— Task —
Copy out each line below that has the word "panel" in it.

— Data provided —
-*-*-
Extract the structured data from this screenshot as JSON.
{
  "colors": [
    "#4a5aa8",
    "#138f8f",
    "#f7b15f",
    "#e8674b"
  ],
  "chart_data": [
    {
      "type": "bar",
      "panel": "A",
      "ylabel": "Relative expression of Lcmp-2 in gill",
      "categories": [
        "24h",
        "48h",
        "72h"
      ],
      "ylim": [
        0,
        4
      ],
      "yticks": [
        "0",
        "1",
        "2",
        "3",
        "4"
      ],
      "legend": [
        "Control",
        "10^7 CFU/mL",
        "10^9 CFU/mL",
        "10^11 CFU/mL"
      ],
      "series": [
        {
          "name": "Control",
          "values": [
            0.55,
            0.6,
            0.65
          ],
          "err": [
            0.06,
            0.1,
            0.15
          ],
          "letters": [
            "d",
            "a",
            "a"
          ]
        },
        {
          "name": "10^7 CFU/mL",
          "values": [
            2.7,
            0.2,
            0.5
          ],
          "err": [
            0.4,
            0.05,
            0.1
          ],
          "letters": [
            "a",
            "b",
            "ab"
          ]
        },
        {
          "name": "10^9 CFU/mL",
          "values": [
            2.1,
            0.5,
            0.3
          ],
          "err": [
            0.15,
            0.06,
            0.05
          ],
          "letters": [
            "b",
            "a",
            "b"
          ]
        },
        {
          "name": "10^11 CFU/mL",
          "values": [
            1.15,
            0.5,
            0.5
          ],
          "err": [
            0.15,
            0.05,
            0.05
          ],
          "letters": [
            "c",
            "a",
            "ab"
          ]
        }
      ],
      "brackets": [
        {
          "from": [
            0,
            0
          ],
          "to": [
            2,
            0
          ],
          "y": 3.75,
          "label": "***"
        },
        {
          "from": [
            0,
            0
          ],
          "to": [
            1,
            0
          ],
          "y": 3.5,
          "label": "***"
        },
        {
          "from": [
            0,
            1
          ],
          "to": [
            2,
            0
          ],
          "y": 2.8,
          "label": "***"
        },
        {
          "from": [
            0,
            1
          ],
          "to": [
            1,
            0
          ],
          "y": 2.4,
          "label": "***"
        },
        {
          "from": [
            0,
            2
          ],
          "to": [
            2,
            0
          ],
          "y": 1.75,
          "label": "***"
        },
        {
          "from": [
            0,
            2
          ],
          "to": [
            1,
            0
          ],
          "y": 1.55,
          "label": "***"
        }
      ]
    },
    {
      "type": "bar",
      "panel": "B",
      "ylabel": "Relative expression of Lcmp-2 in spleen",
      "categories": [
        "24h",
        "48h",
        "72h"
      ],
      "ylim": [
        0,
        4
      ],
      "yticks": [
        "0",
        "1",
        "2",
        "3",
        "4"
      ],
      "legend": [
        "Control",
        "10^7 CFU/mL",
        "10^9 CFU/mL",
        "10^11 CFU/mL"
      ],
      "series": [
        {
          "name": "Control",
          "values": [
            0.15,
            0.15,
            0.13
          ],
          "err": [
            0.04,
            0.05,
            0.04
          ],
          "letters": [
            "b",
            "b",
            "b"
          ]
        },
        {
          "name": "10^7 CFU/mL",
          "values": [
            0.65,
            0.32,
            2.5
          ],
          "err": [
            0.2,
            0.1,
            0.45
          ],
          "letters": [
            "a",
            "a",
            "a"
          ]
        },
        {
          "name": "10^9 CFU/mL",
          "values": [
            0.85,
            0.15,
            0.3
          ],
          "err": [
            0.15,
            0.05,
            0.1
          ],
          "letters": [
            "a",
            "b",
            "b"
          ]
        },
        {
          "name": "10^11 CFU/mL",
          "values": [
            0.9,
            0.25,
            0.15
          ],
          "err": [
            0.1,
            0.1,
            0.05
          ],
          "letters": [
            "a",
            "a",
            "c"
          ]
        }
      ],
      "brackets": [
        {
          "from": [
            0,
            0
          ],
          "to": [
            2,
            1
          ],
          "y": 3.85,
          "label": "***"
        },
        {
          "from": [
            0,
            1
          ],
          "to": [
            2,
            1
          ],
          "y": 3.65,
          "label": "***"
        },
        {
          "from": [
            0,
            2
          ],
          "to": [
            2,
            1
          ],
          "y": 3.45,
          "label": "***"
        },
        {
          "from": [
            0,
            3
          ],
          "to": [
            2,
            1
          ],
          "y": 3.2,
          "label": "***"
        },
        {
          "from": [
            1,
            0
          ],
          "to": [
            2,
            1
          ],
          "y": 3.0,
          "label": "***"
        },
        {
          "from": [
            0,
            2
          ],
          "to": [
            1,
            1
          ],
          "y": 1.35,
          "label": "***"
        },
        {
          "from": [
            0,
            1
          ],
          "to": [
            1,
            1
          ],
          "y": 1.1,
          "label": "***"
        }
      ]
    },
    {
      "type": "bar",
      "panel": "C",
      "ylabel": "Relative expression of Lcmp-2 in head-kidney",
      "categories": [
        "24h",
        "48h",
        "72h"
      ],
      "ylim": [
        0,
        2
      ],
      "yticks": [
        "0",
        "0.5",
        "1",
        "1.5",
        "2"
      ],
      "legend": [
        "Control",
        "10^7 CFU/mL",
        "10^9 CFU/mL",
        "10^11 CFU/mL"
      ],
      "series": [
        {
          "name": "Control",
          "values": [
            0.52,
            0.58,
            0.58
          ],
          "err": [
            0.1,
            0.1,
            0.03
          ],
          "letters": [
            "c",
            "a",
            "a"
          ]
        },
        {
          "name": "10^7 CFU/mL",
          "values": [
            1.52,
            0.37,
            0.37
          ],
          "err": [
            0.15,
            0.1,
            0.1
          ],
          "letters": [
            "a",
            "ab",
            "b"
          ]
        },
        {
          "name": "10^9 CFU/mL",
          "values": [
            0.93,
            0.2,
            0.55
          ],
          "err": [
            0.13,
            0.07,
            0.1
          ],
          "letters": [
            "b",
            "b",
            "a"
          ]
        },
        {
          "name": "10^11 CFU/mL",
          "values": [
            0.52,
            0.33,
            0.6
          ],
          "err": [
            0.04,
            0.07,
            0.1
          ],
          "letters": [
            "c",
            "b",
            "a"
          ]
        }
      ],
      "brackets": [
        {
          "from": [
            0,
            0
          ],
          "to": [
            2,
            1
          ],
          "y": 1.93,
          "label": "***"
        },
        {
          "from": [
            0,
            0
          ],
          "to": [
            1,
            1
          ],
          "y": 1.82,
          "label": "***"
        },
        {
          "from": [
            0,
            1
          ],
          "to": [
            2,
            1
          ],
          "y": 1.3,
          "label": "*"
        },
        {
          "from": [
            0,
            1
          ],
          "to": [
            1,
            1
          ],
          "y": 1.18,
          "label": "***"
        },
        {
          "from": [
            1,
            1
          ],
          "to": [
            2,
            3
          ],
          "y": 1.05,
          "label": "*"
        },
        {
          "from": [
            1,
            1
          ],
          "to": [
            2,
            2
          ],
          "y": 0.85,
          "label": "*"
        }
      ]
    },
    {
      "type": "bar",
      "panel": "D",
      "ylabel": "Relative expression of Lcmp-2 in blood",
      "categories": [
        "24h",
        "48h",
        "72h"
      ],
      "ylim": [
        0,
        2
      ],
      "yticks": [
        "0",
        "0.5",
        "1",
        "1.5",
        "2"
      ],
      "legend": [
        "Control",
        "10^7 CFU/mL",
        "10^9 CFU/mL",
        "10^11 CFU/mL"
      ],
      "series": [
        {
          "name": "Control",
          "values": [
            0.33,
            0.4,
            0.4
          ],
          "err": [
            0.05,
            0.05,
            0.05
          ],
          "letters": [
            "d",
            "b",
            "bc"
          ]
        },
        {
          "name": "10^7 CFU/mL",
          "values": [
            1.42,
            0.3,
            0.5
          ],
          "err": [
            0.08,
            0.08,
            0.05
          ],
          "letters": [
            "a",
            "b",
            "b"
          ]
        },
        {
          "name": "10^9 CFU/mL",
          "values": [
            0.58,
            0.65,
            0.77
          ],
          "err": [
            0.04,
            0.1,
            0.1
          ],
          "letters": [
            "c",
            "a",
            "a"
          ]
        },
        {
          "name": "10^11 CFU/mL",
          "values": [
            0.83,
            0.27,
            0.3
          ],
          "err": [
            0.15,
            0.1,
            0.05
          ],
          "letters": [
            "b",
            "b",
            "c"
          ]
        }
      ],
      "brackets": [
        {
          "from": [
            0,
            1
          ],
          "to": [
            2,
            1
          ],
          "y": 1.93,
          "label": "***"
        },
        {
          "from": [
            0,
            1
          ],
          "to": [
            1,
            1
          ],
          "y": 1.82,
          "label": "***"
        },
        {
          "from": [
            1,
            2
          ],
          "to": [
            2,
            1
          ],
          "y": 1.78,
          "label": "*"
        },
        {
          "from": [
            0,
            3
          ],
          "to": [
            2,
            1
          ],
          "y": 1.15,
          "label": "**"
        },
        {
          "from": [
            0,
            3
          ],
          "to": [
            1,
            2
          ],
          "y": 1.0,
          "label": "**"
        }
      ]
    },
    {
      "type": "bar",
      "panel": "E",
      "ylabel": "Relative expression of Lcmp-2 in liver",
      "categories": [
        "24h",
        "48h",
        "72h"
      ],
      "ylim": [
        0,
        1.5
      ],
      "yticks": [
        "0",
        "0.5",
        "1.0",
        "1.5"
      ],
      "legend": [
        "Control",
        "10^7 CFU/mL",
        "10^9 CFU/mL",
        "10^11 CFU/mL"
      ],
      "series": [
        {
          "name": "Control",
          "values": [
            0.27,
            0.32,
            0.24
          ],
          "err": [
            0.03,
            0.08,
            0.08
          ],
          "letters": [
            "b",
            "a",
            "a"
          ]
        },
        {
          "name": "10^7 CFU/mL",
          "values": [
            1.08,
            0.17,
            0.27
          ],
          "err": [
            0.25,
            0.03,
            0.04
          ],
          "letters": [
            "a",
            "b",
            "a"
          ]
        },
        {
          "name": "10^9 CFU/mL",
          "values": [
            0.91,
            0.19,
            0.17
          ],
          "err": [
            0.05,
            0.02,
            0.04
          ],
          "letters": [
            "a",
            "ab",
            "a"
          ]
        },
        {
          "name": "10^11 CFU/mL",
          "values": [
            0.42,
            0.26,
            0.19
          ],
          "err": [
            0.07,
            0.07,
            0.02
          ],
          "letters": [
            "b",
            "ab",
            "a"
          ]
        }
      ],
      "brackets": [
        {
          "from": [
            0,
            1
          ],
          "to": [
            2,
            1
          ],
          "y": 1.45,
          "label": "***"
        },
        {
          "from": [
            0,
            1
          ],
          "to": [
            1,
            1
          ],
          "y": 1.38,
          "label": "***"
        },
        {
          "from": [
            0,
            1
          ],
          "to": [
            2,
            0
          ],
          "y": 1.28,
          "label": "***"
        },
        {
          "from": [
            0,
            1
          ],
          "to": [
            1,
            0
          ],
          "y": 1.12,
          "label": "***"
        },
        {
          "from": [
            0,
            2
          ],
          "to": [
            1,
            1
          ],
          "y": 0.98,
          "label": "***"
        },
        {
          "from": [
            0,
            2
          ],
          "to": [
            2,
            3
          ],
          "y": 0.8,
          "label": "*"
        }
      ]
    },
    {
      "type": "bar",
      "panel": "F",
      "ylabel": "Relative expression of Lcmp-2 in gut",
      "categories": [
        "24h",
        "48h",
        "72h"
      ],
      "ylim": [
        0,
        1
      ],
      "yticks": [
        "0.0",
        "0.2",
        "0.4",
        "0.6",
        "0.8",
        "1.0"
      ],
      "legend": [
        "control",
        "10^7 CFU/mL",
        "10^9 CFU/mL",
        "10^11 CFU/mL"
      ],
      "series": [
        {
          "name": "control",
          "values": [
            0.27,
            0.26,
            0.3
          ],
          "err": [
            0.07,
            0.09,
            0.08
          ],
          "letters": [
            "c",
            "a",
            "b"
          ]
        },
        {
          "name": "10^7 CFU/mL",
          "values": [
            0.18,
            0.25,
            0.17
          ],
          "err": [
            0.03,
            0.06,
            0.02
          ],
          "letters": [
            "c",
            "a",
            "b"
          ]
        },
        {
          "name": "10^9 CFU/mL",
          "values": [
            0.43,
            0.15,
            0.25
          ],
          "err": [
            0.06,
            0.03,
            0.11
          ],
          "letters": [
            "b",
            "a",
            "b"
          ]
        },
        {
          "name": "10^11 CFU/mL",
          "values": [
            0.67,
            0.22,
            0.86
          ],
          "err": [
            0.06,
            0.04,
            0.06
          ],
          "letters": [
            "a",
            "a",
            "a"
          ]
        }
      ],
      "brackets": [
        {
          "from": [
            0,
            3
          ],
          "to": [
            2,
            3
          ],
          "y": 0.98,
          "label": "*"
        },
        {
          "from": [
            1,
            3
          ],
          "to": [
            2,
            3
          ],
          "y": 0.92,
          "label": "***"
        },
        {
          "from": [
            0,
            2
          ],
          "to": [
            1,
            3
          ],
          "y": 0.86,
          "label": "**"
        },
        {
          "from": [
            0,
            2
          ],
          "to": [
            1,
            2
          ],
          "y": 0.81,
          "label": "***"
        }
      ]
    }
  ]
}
-*-*-
— Right answer —
      "panel": "A",
      "panel": "B",
      "panel": "C",
      "panel": "D",
      "panel": "E",
      "panel": "F",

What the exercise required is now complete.